## start Available data
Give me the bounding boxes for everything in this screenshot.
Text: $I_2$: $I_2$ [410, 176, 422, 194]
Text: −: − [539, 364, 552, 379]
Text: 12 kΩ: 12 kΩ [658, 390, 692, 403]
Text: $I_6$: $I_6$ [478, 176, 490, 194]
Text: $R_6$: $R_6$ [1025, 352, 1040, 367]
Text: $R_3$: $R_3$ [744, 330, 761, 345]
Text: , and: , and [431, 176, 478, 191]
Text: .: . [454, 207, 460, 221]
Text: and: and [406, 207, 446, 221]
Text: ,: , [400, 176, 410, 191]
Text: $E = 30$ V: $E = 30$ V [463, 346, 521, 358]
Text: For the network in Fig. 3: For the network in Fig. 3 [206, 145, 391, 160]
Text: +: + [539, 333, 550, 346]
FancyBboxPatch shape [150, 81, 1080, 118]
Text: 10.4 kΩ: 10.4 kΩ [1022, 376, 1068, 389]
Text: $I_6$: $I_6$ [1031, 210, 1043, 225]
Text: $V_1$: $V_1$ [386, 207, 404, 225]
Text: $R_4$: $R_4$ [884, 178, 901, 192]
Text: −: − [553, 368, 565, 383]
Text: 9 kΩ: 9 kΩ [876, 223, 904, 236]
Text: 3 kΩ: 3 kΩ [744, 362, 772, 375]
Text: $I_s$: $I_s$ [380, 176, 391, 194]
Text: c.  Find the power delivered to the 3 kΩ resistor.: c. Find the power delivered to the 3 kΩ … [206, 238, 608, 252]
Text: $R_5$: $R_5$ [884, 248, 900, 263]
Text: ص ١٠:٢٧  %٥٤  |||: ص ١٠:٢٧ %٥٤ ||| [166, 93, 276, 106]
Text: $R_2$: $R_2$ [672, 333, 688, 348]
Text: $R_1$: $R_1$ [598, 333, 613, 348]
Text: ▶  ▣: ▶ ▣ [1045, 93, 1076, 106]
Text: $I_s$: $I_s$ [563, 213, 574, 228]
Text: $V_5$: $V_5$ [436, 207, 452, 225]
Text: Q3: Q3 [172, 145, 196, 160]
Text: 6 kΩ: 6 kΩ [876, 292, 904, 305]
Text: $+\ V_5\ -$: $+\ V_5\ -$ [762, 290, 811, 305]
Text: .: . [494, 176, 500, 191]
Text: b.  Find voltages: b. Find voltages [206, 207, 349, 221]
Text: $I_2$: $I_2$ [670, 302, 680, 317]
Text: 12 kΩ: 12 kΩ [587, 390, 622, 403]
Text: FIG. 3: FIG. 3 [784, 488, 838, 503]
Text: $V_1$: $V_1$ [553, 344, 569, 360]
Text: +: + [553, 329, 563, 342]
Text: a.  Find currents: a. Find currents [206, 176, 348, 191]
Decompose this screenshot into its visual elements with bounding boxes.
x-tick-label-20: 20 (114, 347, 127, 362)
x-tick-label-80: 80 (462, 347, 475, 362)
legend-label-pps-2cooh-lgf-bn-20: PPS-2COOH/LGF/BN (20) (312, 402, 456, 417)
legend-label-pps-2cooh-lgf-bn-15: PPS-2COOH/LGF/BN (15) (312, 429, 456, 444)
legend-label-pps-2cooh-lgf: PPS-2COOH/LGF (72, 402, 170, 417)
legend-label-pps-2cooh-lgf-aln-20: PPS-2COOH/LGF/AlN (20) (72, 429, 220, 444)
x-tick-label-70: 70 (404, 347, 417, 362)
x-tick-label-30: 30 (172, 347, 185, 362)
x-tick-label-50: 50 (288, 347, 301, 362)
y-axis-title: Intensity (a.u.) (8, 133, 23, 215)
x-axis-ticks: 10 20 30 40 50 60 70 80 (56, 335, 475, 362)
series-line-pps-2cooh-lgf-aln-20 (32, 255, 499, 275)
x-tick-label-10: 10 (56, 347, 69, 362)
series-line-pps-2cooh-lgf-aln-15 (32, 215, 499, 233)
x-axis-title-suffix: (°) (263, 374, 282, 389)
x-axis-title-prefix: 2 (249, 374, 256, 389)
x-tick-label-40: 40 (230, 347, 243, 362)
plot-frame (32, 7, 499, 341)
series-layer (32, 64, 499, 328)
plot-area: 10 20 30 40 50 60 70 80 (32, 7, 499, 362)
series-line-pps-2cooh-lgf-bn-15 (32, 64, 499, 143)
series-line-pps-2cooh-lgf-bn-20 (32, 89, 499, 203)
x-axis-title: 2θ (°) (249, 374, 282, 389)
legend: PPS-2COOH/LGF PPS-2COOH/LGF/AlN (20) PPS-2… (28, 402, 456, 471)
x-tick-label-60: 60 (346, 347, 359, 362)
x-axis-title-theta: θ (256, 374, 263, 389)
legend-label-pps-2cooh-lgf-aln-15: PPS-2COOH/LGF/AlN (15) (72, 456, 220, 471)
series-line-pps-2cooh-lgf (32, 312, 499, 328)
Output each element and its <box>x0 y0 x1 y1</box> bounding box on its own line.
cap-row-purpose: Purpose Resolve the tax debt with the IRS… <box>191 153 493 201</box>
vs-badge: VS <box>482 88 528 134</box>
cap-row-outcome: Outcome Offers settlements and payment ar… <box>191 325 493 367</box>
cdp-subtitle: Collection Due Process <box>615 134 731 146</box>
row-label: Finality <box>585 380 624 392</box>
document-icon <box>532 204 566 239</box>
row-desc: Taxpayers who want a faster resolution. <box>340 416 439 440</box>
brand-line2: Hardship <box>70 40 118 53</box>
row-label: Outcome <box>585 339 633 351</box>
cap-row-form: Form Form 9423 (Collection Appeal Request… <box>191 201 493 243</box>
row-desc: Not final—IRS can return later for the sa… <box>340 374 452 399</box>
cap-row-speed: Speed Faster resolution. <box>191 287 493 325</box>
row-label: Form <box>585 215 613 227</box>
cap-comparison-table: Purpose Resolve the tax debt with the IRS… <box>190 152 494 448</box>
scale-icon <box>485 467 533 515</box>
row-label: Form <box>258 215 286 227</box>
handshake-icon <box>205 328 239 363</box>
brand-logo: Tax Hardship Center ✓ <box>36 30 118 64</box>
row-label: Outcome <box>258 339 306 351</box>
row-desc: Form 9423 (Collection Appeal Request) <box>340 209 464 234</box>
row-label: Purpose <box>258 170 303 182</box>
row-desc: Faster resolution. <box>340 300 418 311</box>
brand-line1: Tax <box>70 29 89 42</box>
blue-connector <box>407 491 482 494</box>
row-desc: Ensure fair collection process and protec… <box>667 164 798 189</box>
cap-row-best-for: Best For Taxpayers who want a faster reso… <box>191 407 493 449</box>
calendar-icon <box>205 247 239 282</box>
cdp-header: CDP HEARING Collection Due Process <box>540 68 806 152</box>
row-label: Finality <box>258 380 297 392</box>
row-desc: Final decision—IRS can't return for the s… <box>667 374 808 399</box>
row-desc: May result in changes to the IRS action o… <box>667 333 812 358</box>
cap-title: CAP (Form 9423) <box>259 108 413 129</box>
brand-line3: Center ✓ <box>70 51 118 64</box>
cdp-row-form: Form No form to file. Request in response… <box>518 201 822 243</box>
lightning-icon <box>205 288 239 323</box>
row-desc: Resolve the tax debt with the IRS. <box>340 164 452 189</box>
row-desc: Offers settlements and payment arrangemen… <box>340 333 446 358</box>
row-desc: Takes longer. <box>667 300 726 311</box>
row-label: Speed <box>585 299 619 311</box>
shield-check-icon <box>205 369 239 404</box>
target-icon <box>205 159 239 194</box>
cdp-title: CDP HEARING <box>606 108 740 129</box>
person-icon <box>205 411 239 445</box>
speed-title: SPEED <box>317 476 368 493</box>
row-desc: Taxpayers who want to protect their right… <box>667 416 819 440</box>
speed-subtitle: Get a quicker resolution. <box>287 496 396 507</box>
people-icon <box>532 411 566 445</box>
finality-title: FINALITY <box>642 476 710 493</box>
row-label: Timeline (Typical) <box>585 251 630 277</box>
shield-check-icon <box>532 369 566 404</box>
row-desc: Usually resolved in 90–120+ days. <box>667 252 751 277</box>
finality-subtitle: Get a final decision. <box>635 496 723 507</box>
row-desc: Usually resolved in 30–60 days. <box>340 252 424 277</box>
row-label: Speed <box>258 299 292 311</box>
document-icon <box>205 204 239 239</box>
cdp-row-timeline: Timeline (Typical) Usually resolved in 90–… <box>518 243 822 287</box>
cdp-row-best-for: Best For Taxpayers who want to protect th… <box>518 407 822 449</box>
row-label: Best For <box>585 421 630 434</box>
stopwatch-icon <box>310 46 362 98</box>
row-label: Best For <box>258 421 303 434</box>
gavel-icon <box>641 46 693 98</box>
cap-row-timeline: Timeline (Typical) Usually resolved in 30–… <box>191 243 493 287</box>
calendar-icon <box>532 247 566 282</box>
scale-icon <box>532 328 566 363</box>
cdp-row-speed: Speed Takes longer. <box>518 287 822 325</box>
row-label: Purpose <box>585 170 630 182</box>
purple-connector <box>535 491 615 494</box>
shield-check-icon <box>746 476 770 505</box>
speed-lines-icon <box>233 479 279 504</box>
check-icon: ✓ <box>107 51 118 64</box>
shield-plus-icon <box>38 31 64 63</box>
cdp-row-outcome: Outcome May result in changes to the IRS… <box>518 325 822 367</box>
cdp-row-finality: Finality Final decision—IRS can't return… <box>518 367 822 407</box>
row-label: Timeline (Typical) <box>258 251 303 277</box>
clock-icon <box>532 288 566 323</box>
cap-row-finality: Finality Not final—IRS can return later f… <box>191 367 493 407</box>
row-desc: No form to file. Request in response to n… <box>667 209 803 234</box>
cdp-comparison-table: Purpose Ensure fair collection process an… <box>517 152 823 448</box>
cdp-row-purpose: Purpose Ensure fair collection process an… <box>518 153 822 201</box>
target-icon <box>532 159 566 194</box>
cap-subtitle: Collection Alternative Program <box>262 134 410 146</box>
## end Available data
Work to complete
Repeat the lines from the start of the items through the line containing "Text: $I_s$: $I_s$ [563, 213, 574, 228]", that line included, exactly as they appear.

Task output
Give me the bounding boxes for everything in this screenshot.
Text: $I_2$: $I_2$ [410, 176, 422, 194]
Text: −: − [539, 364, 552, 379]
Text: 12 kΩ: 12 kΩ [658, 390, 692, 403]
Text: $I_6$: $I_6$ [478, 176, 490, 194]
Text: $R_6$: $R_6$ [1025, 352, 1040, 367]
Text: $R_3$: $R_3$ [744, 330, 761, 345]
Text: , and: , and [431, 176, 478, 191]
Text: .: . [454, 207, 460, 221]
Text: and: and [406, 207, 446, 221]
Text: ,: , [400, 176, 410, 191]
Text: $E = 30$ V: $E = 30$ V [463, 346, 521, 358]
Text: For the network in Fig. 3: For the network in Fig. 3 [206, 145, 391, 160]
Text: +: + [539, 333, 550, 346]
FancyBboxPatch shape [150, 81, 1080, 118]
Text: 10.4 kΩ: 10.4 kΩ [1022, 376, 1068, 389]
Text: $I_6$: $I_6$ [1031, 210, 1043, 225]
Text: $V_1$: $V_1$ [386, 207, 404, 225]
Text: $R_4$: $R_4$ [884, 178, 901, 192]
Text: −: − [553, 368, 565, 383]
Text: 9 kΩ: 9 kΩ [876, 223, 904, 236]
Text: 3 kΩ: 3 kΩ [744, 362, 772, 375]
Text: $I_s$: $I_s$ [380, 176, 391, 194]
Text: c.  Find the power delivered to the 3 kΩ resistor.: c. Find the power delivered to the 3 kΩ … [206, 238, 608, 252]
Text: $R_5$: $R_5$ [884, 248, 900, 263]
Text: ص ١٠:٢٧  %٥٤  |||: ص ١٠:٢٧ %٥٤ ||| [166, 93, 276, 106]
Text: $R_2$: $R_2$ [672, 333, 688, 348]
Text: $R_1$: $R_1$ [598, 333, 613, 348]
Text: ▶  ▣: ▶ ▣ [1045, 93, 1076, 106]
Text: $I_s$: $I_s$ [563, 213, 574, 228]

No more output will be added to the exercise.